PROBLEM REQUIREMENTS » Transcribe all of the records precisely as they are presented.

DATASET ROWS »
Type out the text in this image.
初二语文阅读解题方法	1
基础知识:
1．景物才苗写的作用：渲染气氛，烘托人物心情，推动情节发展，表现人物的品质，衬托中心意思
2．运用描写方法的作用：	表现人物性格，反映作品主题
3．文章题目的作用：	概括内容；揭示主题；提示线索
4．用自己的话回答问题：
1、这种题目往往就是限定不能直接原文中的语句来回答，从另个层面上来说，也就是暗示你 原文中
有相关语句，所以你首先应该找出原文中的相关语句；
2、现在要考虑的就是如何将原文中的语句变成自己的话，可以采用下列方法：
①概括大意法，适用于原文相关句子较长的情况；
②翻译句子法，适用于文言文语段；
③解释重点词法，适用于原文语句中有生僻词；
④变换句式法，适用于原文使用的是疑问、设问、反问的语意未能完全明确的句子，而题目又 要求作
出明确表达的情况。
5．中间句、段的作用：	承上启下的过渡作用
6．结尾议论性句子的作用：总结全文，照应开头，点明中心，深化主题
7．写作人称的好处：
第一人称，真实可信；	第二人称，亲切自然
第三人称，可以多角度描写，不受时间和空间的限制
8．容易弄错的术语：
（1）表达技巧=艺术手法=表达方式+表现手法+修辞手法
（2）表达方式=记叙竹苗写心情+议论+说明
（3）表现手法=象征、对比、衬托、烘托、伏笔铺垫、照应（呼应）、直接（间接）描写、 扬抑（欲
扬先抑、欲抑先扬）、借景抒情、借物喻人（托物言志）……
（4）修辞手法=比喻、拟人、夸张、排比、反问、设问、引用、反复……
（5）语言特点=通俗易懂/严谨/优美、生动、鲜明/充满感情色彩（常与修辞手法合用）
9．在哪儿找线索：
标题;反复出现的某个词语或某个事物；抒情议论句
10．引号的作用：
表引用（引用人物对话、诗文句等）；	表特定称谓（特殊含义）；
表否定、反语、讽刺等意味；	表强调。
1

THE SOLUTION »
Type out the text in this image.
初二语文阅读解题方法	1
基础知识:
1．景物才苗写的作用：渲染气氛，烘托人物心情，推动情节发展，表现人物的品质，衬托中心意思
2．运用描写方法的作用：	表现人物性格，反映作品主题
3．文章题目的作用：	概括内容；揭示主题；提示线索
4．用自己的话回答问题：
1、这种题目往往就是限定不能直接原文中的语句来回答，从另个层面上来说，也就是暗示你 原文中
有相关语句，所以你首先应该找出原文中的相关语句；
2、现在要考虑的就是如何将原文中的语句变成自己的话，可以采用下列方法：
①概括大意法，适用于原文相关句子较长的情况；
②翻译句子法，适用于文言文语段；
③解释重点词法，适用于原文语句中有生僻词；
④变换句式法，适用于原文使用的是疑问、设问、反问的语意未能完全明确的句子，而题目又 要求作
出明确表达的情况。
5．中间句、段的作用：	承上启下的过渡作用
6．结尾议论性句子的作用：总结全文，照应开头，点明中心，深化主题
7．写作人称的好处：
第一人称，真实可信；	第二人称，亲切自然
第三人称，可以多角度描写，不受时间和空间的限制
8．容易弄错的术语：
（1）表达技巧=艺术手法=表达方式+表现手法+修辞手法
（2）表达方式=记叙竹苗写心情+议论+说明
（3）表现手法=象征、对比、衬托、烘托、伏笔铺垫、照应（呼应）、直接（间接）描写、 扬抑（欲
扬先抑、欲抑先扬）、借景抒情、借物喻人（托物言志）……
（4）修辞手法=比喻、拟人、夸张、排比、反问、设问、引用、反复……
（5）语言特点=通俗易懂/严谨/优美、生动、鲜明/充满感情色彩（常与修辞手法合用）
9．在哪儿找线索：
标题;反复出现的某个词语或某个事物；抒情议论句
10．引号的作用：
表引用（引用人物对话、诗文句等）；	表特定称谓（特殊含义）；
表否定、反语、讽刺等意味；	表强调。
1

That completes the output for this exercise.